====== RECORDS PROVIDED

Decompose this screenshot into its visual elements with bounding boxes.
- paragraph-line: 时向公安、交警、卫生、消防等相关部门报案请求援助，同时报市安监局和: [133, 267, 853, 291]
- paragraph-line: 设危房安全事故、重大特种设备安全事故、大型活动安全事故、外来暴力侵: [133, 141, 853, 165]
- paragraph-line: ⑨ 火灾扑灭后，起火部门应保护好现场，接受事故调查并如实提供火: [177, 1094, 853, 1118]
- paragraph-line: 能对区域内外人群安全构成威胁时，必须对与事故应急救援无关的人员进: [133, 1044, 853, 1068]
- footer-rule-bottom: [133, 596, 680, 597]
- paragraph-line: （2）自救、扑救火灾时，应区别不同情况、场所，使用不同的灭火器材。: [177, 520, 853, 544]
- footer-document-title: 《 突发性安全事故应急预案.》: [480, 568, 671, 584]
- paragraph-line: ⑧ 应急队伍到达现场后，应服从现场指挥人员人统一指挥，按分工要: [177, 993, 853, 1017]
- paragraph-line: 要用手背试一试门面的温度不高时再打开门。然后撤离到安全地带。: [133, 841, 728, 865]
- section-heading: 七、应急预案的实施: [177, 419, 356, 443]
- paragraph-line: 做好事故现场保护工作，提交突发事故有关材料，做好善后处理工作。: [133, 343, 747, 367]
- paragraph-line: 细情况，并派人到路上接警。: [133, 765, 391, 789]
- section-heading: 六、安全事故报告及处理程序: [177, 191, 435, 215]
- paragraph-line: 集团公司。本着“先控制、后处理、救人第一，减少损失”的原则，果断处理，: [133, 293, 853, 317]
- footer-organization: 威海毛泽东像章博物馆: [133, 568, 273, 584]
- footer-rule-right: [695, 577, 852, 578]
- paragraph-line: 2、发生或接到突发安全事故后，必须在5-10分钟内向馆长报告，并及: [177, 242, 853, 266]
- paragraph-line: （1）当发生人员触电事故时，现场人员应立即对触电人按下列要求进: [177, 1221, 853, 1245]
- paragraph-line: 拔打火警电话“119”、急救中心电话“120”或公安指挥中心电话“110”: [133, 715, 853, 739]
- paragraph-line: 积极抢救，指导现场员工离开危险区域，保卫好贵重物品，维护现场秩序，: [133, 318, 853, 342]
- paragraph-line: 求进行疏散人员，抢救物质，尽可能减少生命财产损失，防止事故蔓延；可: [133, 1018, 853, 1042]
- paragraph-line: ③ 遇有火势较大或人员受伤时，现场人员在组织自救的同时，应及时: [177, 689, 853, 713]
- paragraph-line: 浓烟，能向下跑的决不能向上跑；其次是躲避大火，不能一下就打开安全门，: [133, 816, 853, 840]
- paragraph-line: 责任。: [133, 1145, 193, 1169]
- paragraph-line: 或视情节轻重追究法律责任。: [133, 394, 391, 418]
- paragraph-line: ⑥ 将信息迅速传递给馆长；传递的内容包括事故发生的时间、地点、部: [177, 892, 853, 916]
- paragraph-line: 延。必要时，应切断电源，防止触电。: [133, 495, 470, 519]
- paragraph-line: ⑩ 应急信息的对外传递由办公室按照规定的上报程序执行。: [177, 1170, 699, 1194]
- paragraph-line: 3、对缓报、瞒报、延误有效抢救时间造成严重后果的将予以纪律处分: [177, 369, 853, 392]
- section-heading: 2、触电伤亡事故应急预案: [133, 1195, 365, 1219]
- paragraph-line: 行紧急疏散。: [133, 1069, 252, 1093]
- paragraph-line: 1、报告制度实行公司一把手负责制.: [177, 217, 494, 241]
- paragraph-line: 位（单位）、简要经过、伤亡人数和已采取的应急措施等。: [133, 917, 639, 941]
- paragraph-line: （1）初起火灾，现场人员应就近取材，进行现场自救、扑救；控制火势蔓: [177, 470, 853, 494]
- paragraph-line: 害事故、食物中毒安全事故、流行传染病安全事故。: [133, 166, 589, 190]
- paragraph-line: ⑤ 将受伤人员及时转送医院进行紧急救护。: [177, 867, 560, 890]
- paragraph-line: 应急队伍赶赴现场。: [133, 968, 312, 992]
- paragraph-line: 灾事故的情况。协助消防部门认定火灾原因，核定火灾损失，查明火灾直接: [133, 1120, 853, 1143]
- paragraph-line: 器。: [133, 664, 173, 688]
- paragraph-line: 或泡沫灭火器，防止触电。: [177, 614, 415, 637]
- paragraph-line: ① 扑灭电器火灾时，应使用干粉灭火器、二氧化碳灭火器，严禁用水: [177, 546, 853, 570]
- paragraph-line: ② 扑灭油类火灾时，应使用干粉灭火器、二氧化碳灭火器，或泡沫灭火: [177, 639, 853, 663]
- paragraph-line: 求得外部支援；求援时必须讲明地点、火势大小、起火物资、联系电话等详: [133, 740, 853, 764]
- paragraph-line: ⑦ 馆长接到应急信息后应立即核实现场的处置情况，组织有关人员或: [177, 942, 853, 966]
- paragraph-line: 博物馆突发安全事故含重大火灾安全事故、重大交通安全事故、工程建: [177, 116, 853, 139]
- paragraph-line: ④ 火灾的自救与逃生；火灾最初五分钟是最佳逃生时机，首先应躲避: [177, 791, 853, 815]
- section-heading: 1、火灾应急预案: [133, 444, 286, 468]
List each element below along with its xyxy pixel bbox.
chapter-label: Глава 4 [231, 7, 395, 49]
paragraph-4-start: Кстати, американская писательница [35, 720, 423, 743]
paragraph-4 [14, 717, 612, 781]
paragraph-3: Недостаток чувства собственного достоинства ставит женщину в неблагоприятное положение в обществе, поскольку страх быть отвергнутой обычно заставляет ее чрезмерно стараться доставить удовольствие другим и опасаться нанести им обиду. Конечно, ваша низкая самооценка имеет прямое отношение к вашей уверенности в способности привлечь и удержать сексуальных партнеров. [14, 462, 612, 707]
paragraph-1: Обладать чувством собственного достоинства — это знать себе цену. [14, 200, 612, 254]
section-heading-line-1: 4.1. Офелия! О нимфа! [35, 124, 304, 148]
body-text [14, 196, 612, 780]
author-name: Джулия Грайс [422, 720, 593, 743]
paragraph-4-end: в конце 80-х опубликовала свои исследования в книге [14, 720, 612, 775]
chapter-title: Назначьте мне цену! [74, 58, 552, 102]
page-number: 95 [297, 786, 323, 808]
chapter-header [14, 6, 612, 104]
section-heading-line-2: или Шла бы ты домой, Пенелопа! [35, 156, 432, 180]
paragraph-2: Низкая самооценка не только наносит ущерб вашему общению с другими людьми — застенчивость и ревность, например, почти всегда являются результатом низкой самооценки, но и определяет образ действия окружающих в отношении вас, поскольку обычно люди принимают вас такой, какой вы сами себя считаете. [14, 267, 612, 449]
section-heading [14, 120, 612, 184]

============

> **WHAT IS ASKED**
Reproduce the items from their start down through the line containing "- paragraph-line: ⑨", with "screenshot" changed to "page image" and nothing else altered.

> **OUTPUT FOR THIS EXERCISE**
Decompose this page image into its visual elements with bounding boxes.
- paragraph-line: 时向公安、交警、卫生、消防等相关部门报案请求援助，同时报市安监局和: [133, 267, 853, 291]
- paragraph-line: 设危房安全事故、重大特种设备安全事故、大型活动安全事故、外来暴力侵: [133, 141, 853, 165]
- paragraph-line: ⑨ 火灾扑灭后，起火部门应保护好现场，接受事故调查并如实提供火: [177, 1094, 853, 1118]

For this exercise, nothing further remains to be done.